Passage shown:
______
E is much better: first is def. a position that the official opposes and the second is def. the official's conclusion.
The first boldface is the conclusion drawn (position taken) by the Critics that the city official opposes in his argument. i.e he does not think that the uninsureds are not receiving proper care. On the contrary, he thinks that the insured are receiving too much unnecessary care. The city official therefore concludes in the second boldface that the critics are wrong.
D is wrong cos of 2 reasons 1 it doesn't support the conclusion by critics but itself is conclusion.. It has ben mentioned that crictics conclude... Second, the second BF doesn;t support the conclusion as City offcial crying to conclude that the crtitics are WRONG
"the uninsured patients are mot receiving proper medical care".
This is the conclusion of the hospital's critics.
"this conclusion is almost certainly false". This is the conclusion of the city official.
A. The first states the conclusion of the city official's argument; the second provides support for that conclusion. You can eliminate this after the first sentence because the first is the conclusion of the critics not the city official.
B. The first is used to support the conclusion of the city official's argument; the second states that conclusion. Again you can eliminate this after the first sentence because the first is not used to support the city official's argument. The first is actually the critic's conclusion.
______
In the passage on the boldface argument question, whose conclusion is the first boldface statement said to be?
______
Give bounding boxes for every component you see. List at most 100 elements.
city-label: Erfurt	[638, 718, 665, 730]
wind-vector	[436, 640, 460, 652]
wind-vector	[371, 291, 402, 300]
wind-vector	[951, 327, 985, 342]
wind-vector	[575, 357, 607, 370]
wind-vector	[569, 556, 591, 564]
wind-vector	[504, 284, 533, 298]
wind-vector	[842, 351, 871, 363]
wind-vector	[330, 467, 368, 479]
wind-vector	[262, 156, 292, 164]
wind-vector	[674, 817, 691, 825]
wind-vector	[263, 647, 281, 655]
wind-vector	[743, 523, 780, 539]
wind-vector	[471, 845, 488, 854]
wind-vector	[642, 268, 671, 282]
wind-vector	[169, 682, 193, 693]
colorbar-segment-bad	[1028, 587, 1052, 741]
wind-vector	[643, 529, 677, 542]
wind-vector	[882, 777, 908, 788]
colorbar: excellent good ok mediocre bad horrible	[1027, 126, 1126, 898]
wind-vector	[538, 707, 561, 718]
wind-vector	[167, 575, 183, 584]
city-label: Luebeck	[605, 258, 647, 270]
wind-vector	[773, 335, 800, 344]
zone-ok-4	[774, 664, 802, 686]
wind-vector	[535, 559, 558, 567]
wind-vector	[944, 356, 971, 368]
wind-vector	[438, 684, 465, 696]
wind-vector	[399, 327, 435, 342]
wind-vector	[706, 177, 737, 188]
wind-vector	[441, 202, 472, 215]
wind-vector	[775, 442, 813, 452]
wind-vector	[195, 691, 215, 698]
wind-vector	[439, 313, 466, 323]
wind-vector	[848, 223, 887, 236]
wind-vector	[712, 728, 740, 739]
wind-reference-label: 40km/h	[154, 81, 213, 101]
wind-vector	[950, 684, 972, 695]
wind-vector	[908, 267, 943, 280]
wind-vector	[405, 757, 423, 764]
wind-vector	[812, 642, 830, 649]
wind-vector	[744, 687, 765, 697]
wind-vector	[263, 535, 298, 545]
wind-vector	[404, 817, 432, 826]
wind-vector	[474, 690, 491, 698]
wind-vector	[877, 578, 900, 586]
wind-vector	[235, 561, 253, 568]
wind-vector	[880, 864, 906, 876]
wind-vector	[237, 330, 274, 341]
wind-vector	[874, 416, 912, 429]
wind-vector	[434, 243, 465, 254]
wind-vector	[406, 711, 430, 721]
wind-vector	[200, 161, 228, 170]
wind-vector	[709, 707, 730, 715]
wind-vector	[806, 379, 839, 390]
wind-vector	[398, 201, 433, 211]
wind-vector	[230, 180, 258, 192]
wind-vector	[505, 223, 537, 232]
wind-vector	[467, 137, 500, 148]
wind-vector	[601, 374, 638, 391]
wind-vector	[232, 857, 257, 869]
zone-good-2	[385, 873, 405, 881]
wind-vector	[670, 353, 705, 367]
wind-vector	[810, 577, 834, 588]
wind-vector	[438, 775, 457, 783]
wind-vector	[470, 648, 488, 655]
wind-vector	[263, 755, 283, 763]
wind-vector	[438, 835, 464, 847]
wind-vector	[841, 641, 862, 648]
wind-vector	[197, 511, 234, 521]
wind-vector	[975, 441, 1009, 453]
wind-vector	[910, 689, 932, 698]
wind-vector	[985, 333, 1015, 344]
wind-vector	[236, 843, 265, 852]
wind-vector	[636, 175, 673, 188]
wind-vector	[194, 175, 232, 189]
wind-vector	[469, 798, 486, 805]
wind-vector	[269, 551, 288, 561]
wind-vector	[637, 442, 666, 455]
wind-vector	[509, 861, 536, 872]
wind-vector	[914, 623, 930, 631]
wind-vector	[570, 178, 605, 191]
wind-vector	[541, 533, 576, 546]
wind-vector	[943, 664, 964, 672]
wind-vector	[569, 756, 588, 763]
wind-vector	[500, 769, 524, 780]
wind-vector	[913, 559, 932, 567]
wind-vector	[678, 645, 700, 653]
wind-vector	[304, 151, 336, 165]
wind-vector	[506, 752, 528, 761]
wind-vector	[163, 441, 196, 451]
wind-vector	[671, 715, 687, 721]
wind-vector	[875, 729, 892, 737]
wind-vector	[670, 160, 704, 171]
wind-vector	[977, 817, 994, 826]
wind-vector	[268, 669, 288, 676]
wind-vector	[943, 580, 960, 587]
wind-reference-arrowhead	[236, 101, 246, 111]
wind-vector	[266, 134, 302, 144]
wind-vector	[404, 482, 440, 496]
______
Answer space: The hospital's critics.